===== EXTRACTED MATERIAL =====
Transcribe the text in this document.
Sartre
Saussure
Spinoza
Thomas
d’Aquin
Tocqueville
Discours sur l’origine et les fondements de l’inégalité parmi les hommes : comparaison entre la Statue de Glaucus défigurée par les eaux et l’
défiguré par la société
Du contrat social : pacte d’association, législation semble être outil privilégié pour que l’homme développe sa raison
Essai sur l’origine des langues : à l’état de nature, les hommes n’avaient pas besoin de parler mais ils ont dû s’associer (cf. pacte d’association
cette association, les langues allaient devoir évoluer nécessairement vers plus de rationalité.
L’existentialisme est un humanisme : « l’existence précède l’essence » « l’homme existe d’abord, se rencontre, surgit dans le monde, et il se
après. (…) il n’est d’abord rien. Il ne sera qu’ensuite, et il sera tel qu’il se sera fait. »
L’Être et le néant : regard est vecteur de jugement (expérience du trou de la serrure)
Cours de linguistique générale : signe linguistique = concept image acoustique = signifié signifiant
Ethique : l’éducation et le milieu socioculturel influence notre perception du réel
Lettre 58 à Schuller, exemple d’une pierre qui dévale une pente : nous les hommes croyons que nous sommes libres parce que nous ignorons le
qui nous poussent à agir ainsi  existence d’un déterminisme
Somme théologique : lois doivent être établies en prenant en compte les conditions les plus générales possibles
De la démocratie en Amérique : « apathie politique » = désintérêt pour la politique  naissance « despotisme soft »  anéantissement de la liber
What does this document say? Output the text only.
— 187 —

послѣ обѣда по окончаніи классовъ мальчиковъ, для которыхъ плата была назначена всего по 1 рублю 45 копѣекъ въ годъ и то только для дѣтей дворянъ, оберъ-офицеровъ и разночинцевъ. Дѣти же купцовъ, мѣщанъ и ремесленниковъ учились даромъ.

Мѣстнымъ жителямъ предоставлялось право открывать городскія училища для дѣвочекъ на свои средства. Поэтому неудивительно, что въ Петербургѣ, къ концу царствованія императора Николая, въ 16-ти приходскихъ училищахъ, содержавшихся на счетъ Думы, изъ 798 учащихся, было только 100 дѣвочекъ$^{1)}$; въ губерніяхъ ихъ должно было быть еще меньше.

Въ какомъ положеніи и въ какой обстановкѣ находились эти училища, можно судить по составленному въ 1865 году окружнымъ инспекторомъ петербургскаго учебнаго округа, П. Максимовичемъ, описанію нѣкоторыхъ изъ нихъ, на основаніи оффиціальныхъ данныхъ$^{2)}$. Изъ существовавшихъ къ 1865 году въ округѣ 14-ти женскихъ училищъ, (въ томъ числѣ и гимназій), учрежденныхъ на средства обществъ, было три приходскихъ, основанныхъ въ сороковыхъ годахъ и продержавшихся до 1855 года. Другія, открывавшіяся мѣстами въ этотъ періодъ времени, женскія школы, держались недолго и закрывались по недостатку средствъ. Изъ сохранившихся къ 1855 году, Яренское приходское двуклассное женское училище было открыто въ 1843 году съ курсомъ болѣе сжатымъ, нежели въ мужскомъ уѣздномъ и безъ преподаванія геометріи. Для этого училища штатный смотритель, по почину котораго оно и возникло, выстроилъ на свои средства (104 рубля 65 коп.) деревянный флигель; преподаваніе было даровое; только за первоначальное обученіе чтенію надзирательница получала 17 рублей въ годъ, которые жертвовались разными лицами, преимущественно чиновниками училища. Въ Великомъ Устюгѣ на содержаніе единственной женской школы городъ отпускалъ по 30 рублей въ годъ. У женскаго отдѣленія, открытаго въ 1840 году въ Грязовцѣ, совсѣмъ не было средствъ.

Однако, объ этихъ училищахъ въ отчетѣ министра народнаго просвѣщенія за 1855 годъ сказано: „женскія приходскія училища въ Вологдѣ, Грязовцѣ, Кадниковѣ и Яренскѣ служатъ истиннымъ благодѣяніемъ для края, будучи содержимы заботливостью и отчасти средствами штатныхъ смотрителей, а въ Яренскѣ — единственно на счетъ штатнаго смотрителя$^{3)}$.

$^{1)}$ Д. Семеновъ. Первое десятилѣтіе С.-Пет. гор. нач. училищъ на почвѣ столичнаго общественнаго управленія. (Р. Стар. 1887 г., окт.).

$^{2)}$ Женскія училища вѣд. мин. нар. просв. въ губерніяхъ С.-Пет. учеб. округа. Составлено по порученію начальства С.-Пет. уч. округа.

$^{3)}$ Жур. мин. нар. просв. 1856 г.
=====
→ EXERCISE TASK: Copy the records above exactly.

→ THE ANSWER:
Transcribe the text in this document.
Sartre
Saussure
Spinoza
Thomas
d’Aquin
Tocqueville
Discours sur l’origine et les fondements de l’inégalité parmi les hommes : comparaison entre la Statue de Glaucus défigurée par les eaux et l’
défiguré par la société
Du contrat social : pacte d’association, législation semble être outil privilégié pour que l’homme développe sa raison
Essai sur l’origine des langues : à l’état de nature, les hommes n’avaient pas besoin de parler mais ils ont dû s’associer (cf. pacte d’association
cette association, les langues allaient devoir évoluer nécessairement vers plus de rationalité.
L’existentialisme est un humanisme : « l’existence précède l’essence » « l’homme existe d’abord, se rencontre, surgit dans le monde, et il se
après. (…) il n’est d’abord rien. Il ne sera qu’ensuite, et il sera tel qu’il se sera fait. »
L’Être et le néant : regard est vecteur de jugement (expérience du trou de la serrure)
Cours de linguistique générale : signe linguistique = concept image acoustique = signifié signifiant
Ethique : l’éducation et le milieu socioculturel influence notre perception du réel
Lettre 58 à Schuller, exemple d’une pierre qui dévale une pente : nous les hommes croyons que nous sommes libres parce que nous ignorons le
qui nous poussent à agir ainsi  existence d’un déterminisme
Somme théologique : lois doivent être établies en prenant en compte les conditions les plus générales possibles
De la démocratie en Amérique : « apathie politique » = désintérêt pour la politique  naissance « despotisme soft »  anéantissement de la liber
What does this document say? Output the text only.
— 187 —

послѣ обѣда по окончаніи классовъ мальчиковъ, для которыхъ плата была назначена всего по 1 рублю 45 копѣекъ въ годъ и то только для дѣтей дворянъ, оберъ-офицеровъ и разночинцевъ. Дѣти же купцовъ, мѣщанъ и ремесленниковъ учились даромъ.

Мѣстнымъ жителямъ предоставлялось право открывать городскія училища для дѣвочекъ на свои средства. Поэтому неудивительно, что въ Петербургѣ, къ концу царствованія императора Николая, въ 16-ти приходскихъ училищахъ, содержавшихся на счетъ Думы, изъ 798 учащихся, было только 100 дѣвочекъ$^{1)}$; въ губерніяхъ ихъ должно было быть еще меньше.

Въ какомъ положеніи и въ какой обстановкѣ находились эти училища, можно судить по составленному въ 1865 году окружнымъ инспекторомъ петербургскаго учебнаго округа, П. Максимовичемъ, описанію нѣкоторыхъ изъ нихъ, на основаніи оффиціальныхъ данныхъ$^{2)}$. Изъ существовавшихъ къ 1865 году въ округѣ 14-ти женскихъ училищъ, (въ томъ числѣ и гимназій), учрежденныхъ на средства обществъ, было три приходскихъ, основанныхъ въ сороковыхъ годахъ и продержавшихся до 1855 года. Другія, открывавшіяся мѣстами въ этотъ періодъ времени, женскія школы, держались недолго и закрывались по недостатку средствъ. Изъ сохранившихся къ 1855 году, Яренское приходское двуклассное женское училище было открыто въ 1843 году съ курсомъ болѣе сжатымъ, нежели въ мужскомъ уѣздномъ и безъ преподаванія геометріи. Для этого училища штатный смотритель, по почину котораго оно и возникло, выстроилъ на свои средства (104 рубля 65 коп.) деревянный флигель; преподаваніе было даровое; только за первоначальное обученіе чтенію надзирательница получала 17 рублей въ годъ, которые жертвовались разными лицами, преимущественно чиновниками училища. Въ Великомъ Устюгѣ на содержаніе единственной женской школы городъ отпускалъ по 30 рублей въ годъ. У женскаго отдѣленія, открытаго въ 1840 году въ Грязовцѣ, совсѣмъ не было средствъ.

Однако, объ этихъ училищахъ въ отчетѣ министра народнаго просвѣщенія за 1855 годъ сказано: „женскія приходскія училища въ Вологдѣ, Грязовцѣ, Кадниковѣ и Яренскѣ служатъ истиннымъ благодѣяніемъ для края, будучи содержимы заботливостью и отчасти средствами штатныхъ смотрителей, а въ Яренскѣ — единственно на счетъ штатнаго смотрителя$^{3)}$.

$^{1)}$ Д. Семеновъ. Первое десятилѣтіе С.-Пет. гор. нач. училищъ на почвѣ столичнаго общественнаго управленія. (Р. Стар. 1887 г., окт.).

$^{2)}$ Женскія училища вѣд. мин. нар. просв. въ губерніяхъ С.-Пет. учеб. округа. Составлено по порученію начальства С.-Пет. уч. округа.

$^{3)}$ Жур. мин. нар. просв. 1856 г.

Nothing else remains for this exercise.